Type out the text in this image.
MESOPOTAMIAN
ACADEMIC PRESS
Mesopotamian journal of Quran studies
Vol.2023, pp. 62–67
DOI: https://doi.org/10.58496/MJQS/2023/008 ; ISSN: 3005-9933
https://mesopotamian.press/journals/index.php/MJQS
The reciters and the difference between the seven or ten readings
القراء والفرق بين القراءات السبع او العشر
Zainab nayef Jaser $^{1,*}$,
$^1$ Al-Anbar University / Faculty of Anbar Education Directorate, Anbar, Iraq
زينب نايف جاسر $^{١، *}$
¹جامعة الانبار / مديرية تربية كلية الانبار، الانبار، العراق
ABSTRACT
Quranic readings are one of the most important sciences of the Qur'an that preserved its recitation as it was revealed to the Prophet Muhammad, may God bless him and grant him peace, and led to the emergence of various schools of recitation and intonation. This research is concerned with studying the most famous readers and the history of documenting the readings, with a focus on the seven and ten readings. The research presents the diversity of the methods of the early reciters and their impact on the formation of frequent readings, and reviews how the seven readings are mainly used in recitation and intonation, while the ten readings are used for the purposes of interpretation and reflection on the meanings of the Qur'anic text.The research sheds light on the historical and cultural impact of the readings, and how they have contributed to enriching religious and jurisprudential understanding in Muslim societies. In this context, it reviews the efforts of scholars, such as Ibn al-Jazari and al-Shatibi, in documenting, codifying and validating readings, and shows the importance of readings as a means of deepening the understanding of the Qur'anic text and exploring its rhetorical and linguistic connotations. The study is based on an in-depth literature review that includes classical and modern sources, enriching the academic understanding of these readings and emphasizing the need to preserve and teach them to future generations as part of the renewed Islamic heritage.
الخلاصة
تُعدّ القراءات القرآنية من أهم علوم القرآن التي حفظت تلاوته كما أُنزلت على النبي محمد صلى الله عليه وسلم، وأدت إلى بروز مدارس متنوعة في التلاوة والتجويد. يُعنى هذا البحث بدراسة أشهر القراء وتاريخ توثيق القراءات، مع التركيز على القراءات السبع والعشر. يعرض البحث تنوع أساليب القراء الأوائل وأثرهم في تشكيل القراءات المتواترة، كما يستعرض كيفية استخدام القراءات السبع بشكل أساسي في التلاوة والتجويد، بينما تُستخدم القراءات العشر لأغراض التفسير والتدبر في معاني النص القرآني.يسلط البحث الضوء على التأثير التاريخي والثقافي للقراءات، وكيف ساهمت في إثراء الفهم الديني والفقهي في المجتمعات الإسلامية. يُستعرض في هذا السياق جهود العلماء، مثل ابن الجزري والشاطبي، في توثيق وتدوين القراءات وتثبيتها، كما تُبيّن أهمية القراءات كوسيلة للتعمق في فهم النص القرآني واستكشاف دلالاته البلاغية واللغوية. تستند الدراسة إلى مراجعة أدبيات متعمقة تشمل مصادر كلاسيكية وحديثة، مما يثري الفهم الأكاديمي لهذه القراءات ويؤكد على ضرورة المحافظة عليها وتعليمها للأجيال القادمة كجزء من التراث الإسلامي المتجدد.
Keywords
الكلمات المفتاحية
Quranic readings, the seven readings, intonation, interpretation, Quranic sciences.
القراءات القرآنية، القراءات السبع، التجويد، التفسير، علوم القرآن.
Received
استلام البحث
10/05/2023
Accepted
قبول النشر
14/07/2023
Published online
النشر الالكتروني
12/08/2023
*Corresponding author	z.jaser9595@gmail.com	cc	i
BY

#### Problem to solve:
Reproduce each entry exactly, leaving out nothing.

#### Response to this exercise:
Type out the text in this image.
MESOPOTAMIAN
ACADEMIC PRESS
Mesopotamian journal of Quran studies
Vol.2023, pp. 62–67
DOI: https://doi.org/10.58496/MJQS/2023/008 ; ISSN: 3005-9933
https://mesopotamian.press/journals/index.php/MJQS
The reciters and the difference between the seven or ten readings
القراء والفرق بين القراءات السبع او العشر
Zainab nayef Jaser $^{1,*}$,
$^1$ Al-Anbar University / Faculty of Anbar Education Directorate, Anbar, Iraq
زينب نايف جاسر $^{١، *}$
¹جامعة الانبار / مديرية تربية كلية الانبار، الانبار، العراق
ABSTRACT
Quranic readings are one of the most important sciences of the Qur'an that preserved its recitation as it was revealed to the Prophet Muhammad, may God bless him and grant him peace, and led to the emergence of various schools of recitation and intonation. This research is concerned with studying the most famous readers and the history of documenting the readings, with a focus on the seven and ten readings. The research presents the diversity of the methods of the early reciters and their impact on the formation of frequent readings, and reviews how the seven readings are mainly used in recitation and intonation, while the ten readings are used for the purposes of interpretation and reflection on the meanings of the Qur'anic text.The research sheds light on the historical and cultural impact of the readings, and how they have contributed to enriching religious and jurisprudential understanding in Muslim societies. In this context, it reviews the efforts of scholars, such as Ibn al-Jazari and al-Shatibi, in documenting, codifying and validating readings, and shows the importance of readings as a means of deepening the understanding of the Qur'anic text and exploring its rhetorical and linguistic connotations. The study is based on an in-depth literature review that includes classical and modern sources, enriching the academic understanding of these readings and emphasizing the need to preserve and teach them to future generations as part of the renewed Islamic heritage.
الخلاصة
تُعدّ القراءات القرآنية من أهم علوم القرآن التي حفظت تلاوته كما أُنزلت على النبي محمد صلى الله عليه وسلم، وأدت إلى بروز مدارس متنوعة في التلاوة والتجويد. يُعنى هذا البحث بدراسة أشهر القراء وتاريخ توثيق القراءات، مع التركيز على القراءات السبع والعشر. يعرض البحث تنوع أساليب القراء الأوائل وأثرهم في تشكيل القراءات المتواترة، كما يستعرض كيفية استخدام القراءات السبع بشكل أساسي في التلاوة والتجويد، بينما تُستخدم القراءات العشر لأغراض التفسير والتدبر في معاني النص القرآني.يسلط البحث الضوء على التأثير التاريخي والثقافي للقراءات، وكيف ساهمت في إثراء الفهم الديني والفقهي في المجتمعات الإسلامية. يُستعرض في هذا السياق جهود العلماء، مثل ابن الجزري والشاطبي، في توثيق وتدوين القراءات وتثبيتها، كما تُبيّن أهمية القراءات كوسيلة للتعمق في فهم النص القرآني واستكشاف دلالاته البلاغية واللغوية. تستند الدراسة إلى مراجعة أدبيات متعمقة تشمل مصادر كلاسيكية وحديثة، مما يثري الفهم الأكاديمي لهذه القراءات ويؤكد على ضرورة المحافظة عليها وتعليمها للأجيال القادمة كجزء من التراث الإسلامي المتجدد.
Keywords
الكلمات المفتاحية
Quranic readings, the seven readings, intonation, interpretation, Quranic sciences.
القراءات القرآنية، القراءات السبع، التجويد، التفسير، علوم القرآن.
Received
استلام البحث
10/05/2023
Accepted
قبول النشر
14/07/2023
Published online
النشر الالكتروني
12/08/2023
*Corresponding author	z.jaser9595@gmail.com	cc	i
BY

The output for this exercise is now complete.